**TASK DETAILS:**
Extract and list every line that contains the word "data".

**SOURCE RECORDS:**
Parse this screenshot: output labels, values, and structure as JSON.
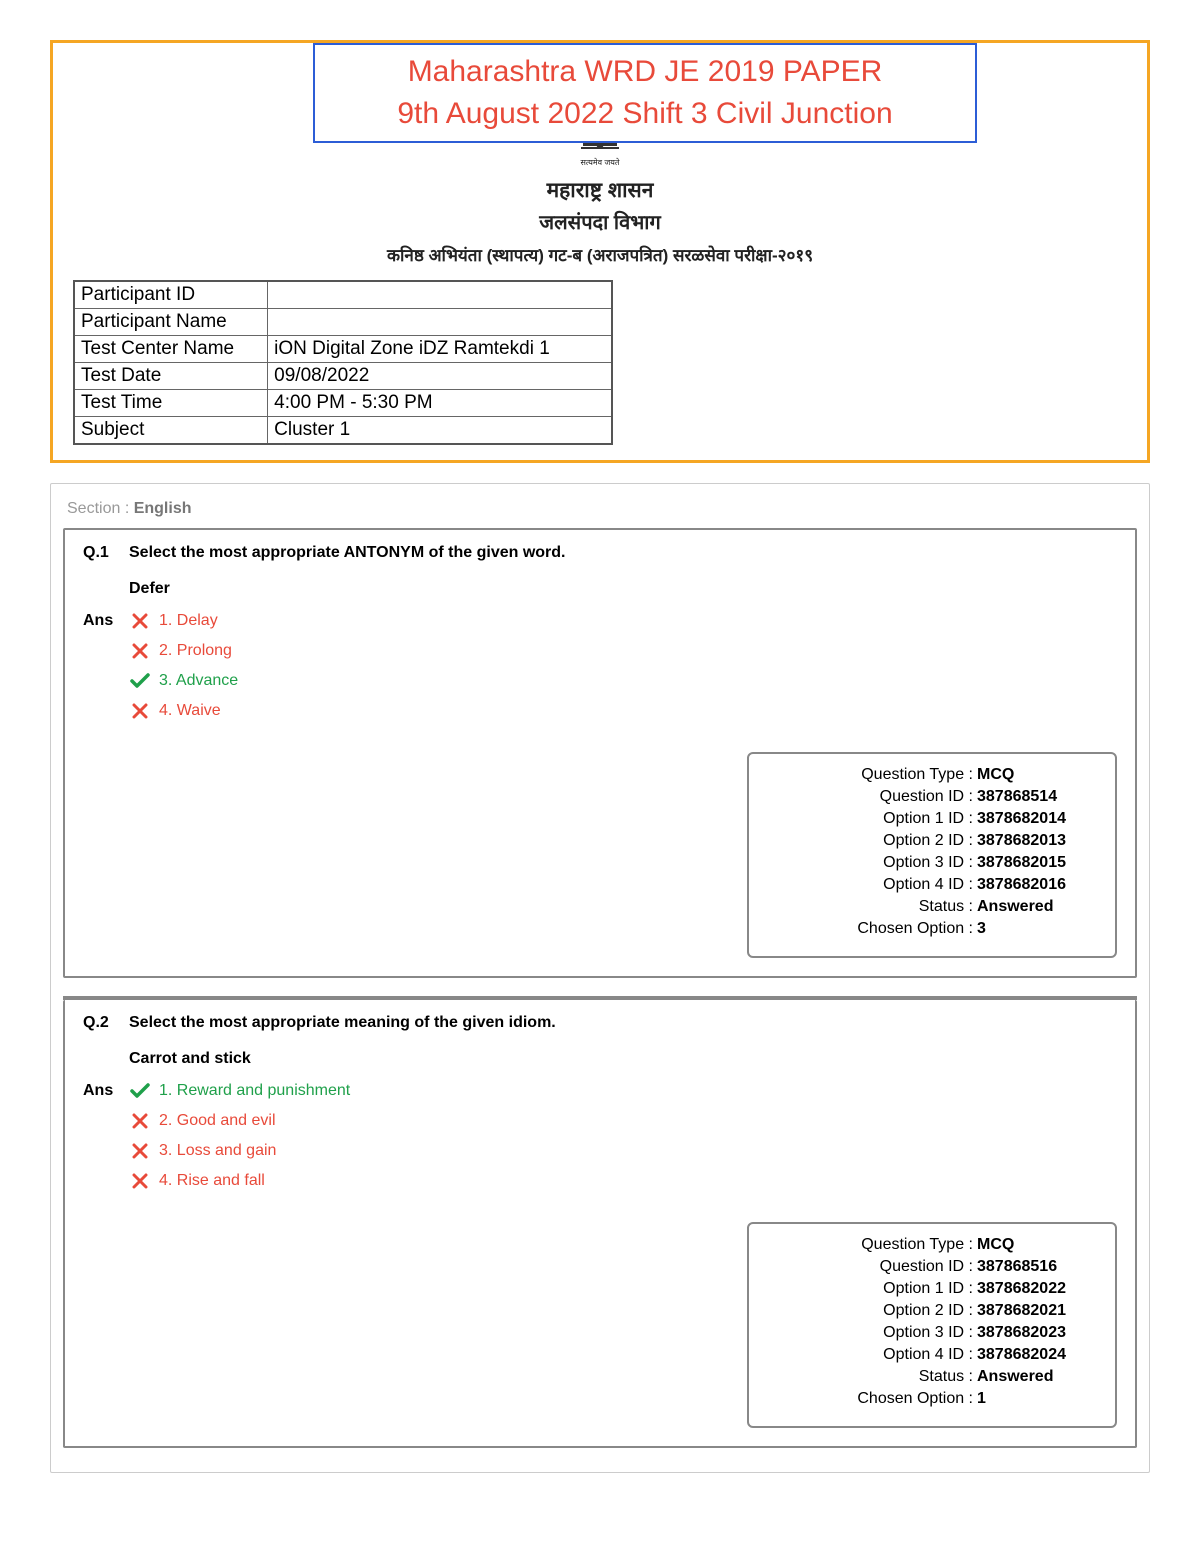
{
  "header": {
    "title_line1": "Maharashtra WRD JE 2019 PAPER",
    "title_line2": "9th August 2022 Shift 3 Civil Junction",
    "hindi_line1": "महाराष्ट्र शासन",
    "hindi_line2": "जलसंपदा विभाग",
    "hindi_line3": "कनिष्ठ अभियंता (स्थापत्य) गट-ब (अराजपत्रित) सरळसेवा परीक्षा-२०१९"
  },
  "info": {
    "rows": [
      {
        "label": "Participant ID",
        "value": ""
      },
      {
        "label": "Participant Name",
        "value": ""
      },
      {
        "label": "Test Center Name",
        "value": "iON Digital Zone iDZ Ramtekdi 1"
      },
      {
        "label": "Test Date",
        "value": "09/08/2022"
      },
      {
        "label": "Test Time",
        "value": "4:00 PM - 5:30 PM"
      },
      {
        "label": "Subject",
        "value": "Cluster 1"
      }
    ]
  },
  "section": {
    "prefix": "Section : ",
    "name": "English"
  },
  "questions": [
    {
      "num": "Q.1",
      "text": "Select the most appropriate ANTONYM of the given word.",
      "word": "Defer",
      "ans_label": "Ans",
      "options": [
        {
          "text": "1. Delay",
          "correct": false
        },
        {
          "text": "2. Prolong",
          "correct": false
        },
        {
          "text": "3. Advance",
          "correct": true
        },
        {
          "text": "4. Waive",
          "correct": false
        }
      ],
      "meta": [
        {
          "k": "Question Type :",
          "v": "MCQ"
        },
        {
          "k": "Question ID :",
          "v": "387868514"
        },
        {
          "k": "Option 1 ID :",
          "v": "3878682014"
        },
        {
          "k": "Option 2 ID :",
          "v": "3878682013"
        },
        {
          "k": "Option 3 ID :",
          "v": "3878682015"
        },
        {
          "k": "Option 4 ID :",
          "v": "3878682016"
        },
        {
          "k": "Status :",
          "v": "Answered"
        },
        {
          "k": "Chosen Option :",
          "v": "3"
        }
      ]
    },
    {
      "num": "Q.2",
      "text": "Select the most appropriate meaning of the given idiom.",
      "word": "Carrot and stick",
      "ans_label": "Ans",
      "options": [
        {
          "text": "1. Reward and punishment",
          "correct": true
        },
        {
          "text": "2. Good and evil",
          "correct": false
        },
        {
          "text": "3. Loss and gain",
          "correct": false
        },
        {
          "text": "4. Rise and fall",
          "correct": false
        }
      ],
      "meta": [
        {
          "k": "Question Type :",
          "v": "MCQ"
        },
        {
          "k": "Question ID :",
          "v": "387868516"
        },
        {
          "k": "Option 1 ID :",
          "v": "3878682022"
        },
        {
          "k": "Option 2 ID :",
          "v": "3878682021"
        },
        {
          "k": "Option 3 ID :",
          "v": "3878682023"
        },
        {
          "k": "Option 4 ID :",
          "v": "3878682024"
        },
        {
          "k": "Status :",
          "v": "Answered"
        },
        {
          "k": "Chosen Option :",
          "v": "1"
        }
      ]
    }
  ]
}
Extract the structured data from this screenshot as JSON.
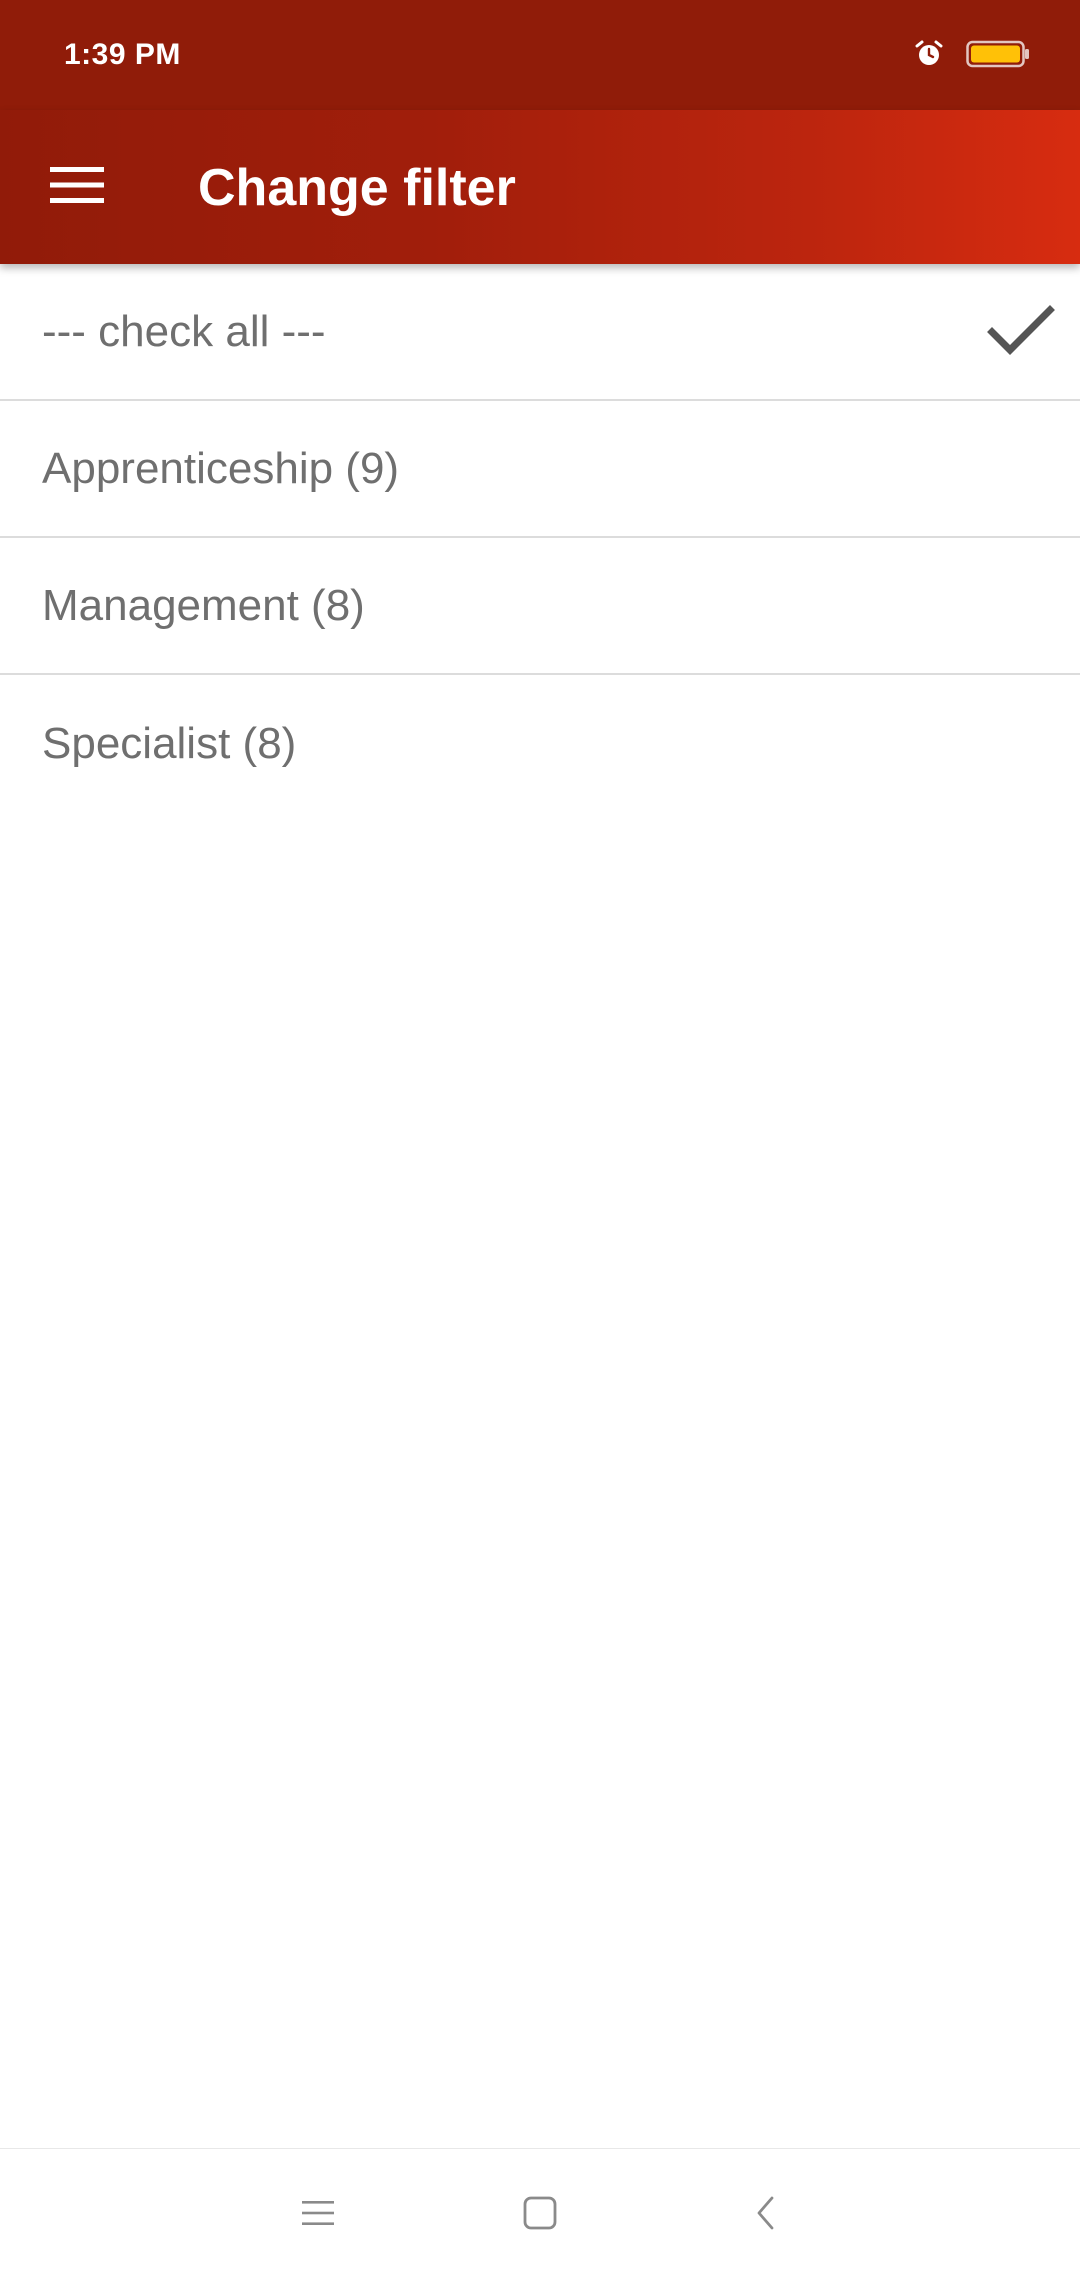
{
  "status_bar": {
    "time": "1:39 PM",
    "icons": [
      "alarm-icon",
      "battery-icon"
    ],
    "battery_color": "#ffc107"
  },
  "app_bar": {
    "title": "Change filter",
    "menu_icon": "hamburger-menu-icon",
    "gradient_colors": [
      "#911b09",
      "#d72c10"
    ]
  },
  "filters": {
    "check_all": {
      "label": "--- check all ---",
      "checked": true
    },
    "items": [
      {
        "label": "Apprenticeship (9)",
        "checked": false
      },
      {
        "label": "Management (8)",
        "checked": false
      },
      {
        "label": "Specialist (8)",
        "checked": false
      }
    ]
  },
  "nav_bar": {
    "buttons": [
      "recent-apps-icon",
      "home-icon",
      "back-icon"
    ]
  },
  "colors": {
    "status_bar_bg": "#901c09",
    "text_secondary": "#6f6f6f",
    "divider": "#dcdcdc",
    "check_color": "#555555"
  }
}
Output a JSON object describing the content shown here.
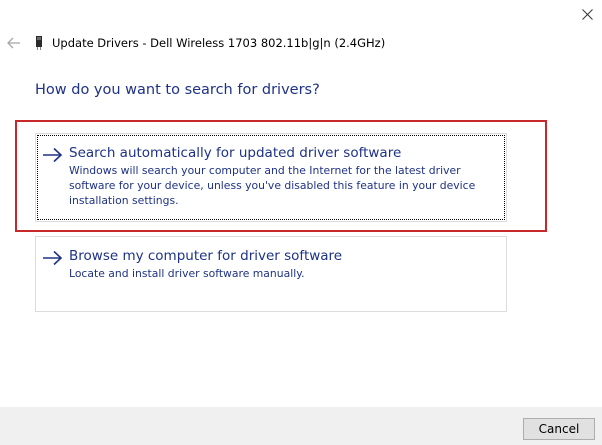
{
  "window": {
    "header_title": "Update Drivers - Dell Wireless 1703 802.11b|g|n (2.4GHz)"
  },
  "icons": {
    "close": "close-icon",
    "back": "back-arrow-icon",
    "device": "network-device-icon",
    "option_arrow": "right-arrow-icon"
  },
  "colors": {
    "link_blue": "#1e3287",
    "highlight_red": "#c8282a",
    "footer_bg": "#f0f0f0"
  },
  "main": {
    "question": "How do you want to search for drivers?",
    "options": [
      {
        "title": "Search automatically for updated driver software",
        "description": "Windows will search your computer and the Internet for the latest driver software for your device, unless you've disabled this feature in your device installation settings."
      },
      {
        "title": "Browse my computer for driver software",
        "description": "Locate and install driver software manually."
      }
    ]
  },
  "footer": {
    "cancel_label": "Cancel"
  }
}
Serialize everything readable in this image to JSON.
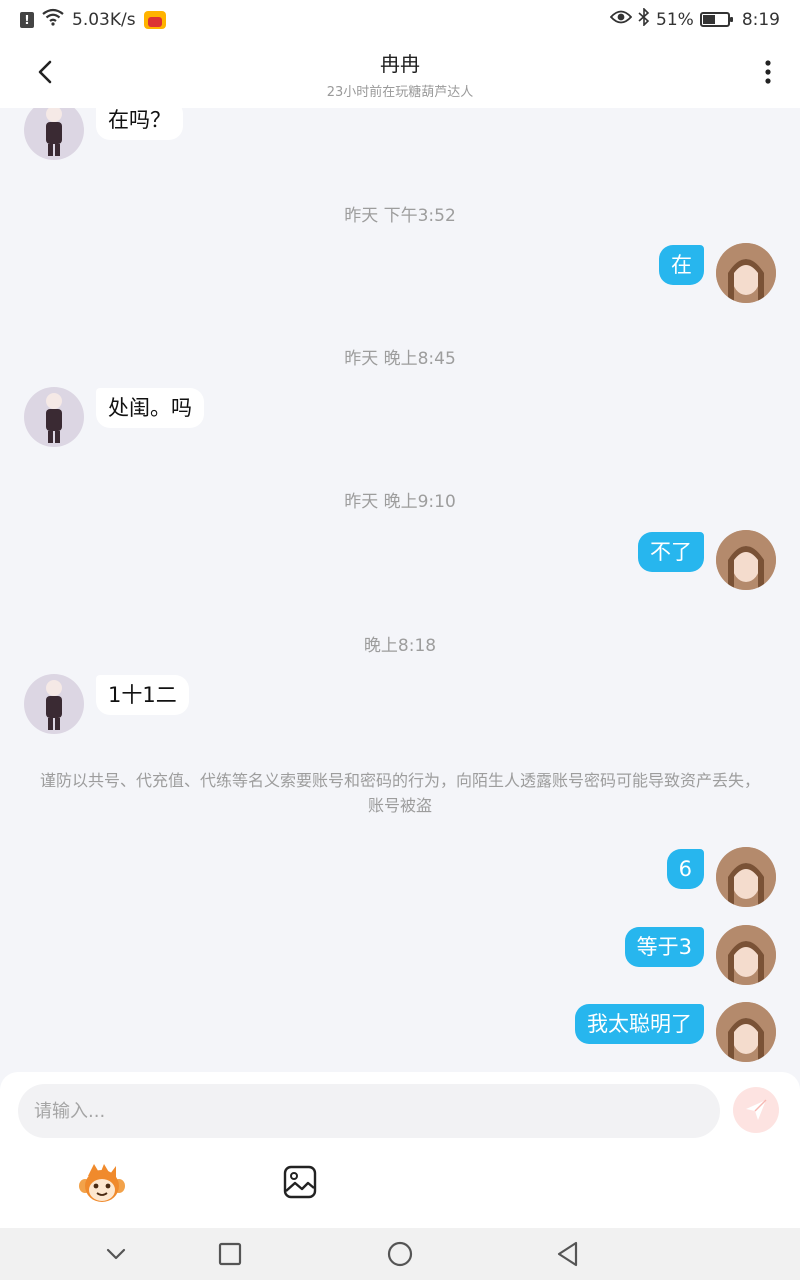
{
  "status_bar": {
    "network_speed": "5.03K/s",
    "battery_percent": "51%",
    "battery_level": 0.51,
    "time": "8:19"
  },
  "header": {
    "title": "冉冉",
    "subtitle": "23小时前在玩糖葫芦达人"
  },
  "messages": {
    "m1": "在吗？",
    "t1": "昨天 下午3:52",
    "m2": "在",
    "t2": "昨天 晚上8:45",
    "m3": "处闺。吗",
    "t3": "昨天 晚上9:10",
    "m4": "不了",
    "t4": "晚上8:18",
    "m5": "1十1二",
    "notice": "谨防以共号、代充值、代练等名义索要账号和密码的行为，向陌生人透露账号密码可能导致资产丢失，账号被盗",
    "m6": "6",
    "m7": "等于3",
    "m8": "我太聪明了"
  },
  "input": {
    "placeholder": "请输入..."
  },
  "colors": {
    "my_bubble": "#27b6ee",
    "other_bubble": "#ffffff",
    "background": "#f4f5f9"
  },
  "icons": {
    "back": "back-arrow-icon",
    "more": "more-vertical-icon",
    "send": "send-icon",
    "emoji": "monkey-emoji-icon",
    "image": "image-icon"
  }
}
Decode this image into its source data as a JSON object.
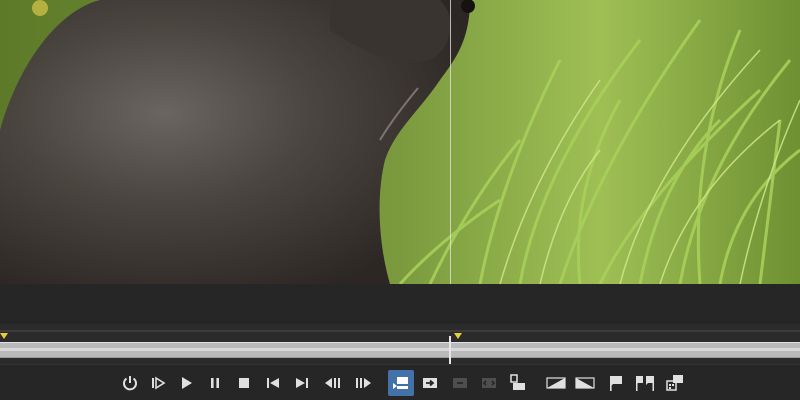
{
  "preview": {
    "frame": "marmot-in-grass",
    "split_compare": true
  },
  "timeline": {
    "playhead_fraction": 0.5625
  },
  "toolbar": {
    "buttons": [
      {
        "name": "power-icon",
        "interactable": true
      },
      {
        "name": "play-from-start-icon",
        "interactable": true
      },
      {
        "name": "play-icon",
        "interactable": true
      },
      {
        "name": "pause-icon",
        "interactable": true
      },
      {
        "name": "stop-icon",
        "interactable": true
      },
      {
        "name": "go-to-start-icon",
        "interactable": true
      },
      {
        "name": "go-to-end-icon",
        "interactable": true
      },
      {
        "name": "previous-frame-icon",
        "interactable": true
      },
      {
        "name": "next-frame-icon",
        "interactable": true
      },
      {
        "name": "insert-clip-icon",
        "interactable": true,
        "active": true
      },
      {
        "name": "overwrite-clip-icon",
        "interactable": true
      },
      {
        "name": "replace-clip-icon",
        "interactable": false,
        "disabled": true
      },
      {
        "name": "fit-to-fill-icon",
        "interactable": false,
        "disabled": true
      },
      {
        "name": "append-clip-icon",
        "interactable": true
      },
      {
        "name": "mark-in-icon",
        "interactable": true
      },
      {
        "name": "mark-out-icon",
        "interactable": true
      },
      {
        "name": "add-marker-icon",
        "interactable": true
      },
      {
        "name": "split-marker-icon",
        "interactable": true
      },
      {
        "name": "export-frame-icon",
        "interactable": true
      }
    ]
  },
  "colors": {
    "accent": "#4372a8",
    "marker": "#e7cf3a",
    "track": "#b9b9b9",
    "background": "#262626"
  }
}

**SOLUTION TO THE EXERCISE:**
Extract the structured data from this screenshot as JSON.
Decode this image into its source data as a JSON object.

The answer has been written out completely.